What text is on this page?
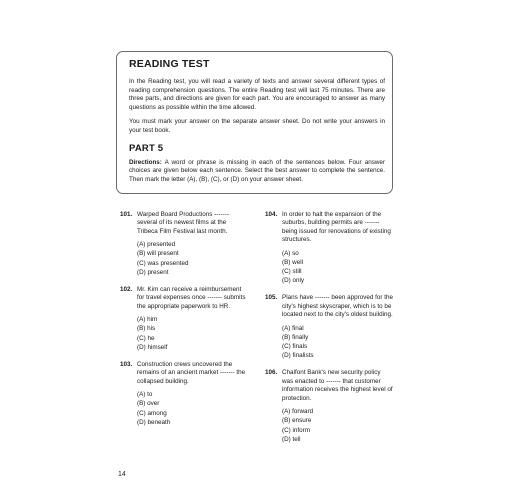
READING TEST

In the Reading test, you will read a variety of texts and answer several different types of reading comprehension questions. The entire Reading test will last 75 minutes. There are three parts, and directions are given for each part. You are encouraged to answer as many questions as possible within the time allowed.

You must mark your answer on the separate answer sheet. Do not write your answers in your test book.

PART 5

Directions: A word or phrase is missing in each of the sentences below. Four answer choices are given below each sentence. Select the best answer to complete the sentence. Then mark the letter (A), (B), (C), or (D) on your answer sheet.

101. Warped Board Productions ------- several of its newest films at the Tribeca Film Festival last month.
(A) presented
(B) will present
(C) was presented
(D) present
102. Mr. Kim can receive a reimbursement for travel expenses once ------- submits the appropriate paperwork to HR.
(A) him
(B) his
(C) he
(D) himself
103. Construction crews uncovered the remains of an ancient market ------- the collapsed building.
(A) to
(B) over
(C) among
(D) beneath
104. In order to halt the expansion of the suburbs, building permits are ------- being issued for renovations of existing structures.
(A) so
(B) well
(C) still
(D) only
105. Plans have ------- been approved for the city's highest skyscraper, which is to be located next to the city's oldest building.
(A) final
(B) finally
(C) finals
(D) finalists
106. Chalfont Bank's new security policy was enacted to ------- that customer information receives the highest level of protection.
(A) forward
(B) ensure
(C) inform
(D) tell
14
+ + +
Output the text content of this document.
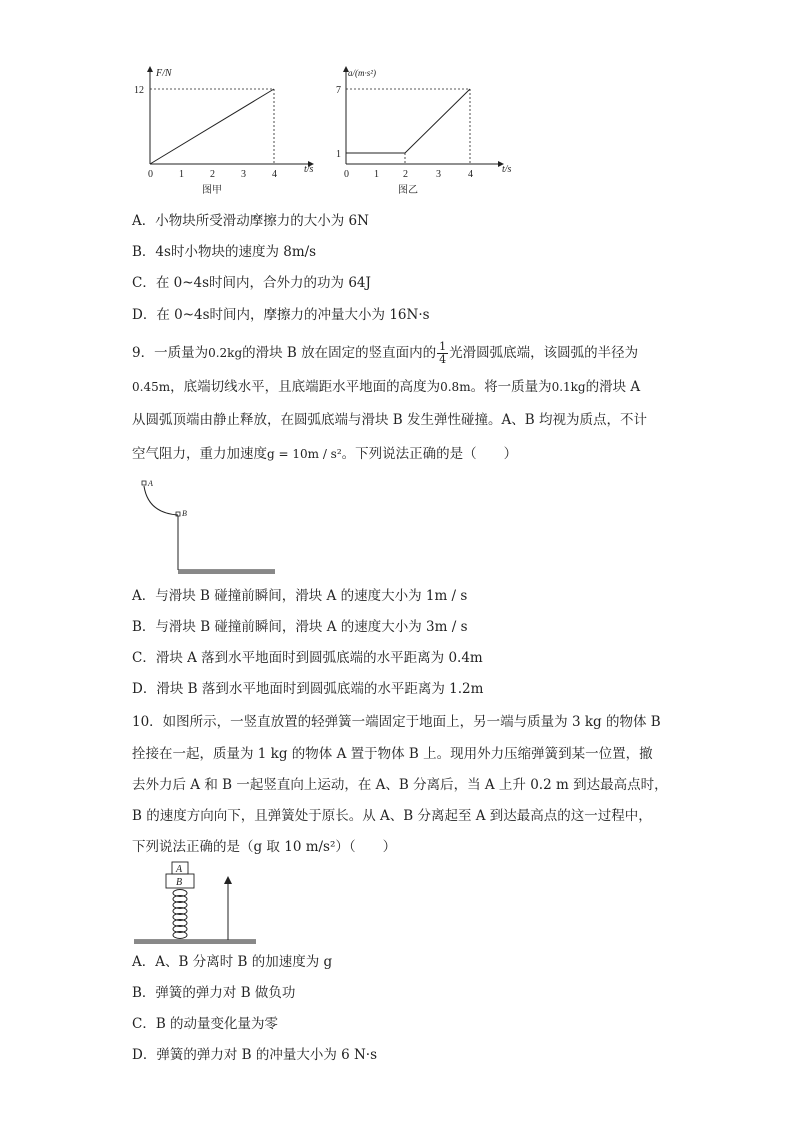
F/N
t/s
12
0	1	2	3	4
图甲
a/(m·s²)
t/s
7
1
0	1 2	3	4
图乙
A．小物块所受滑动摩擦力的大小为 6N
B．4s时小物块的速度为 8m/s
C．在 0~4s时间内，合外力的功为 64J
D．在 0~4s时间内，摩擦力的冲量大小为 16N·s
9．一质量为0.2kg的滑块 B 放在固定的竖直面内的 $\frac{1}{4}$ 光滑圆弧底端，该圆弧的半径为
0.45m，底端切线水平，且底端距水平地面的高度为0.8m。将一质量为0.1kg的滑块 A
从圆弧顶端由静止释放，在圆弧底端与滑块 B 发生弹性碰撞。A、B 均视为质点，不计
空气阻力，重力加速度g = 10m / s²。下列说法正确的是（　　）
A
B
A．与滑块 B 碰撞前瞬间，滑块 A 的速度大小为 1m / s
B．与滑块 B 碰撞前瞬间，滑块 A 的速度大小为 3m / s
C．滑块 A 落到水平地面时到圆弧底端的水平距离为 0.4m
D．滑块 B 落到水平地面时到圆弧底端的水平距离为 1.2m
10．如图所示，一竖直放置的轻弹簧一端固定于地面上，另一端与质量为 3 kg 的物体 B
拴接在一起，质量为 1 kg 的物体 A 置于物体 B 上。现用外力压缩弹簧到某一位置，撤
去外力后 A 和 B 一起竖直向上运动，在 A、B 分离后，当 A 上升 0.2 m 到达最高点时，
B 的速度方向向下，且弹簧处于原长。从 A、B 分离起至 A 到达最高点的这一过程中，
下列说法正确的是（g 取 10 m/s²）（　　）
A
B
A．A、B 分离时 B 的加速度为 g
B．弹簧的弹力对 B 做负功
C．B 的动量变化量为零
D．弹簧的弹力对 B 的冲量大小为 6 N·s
+ + +
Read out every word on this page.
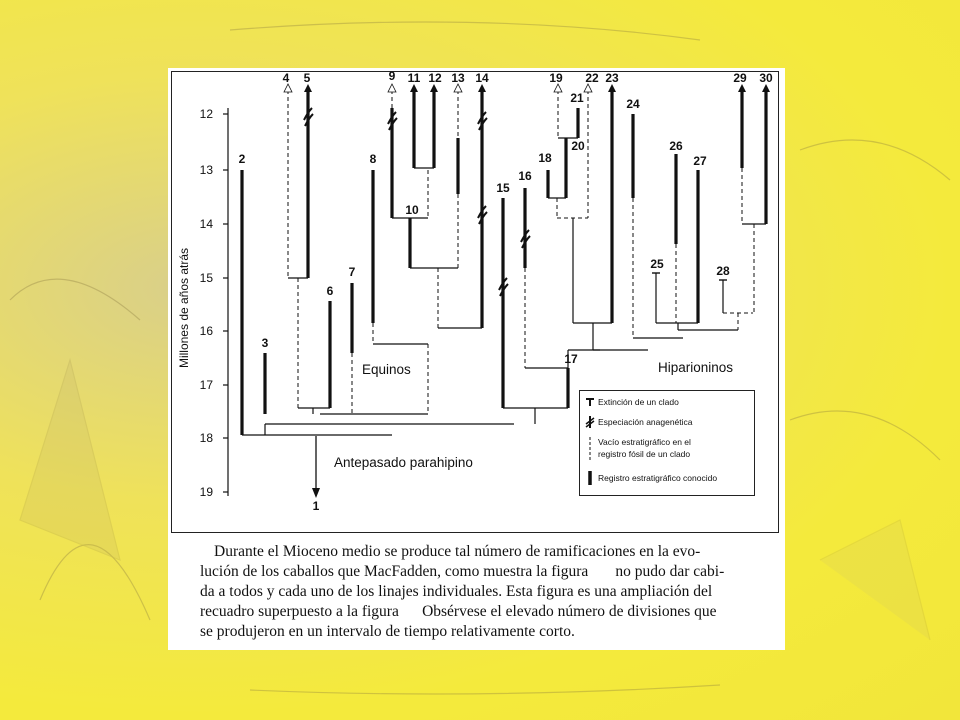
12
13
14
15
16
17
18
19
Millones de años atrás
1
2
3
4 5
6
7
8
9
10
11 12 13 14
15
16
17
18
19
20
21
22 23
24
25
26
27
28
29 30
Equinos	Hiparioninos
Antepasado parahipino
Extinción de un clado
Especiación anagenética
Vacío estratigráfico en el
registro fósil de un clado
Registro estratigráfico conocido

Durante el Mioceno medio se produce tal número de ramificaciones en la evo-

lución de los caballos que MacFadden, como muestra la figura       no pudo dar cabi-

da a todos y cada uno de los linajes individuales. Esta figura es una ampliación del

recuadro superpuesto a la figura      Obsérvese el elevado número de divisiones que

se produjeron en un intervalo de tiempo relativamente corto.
+ + +
Brief
Count how many lines above include the word "figura" and answer with that figure only.

Right answer
3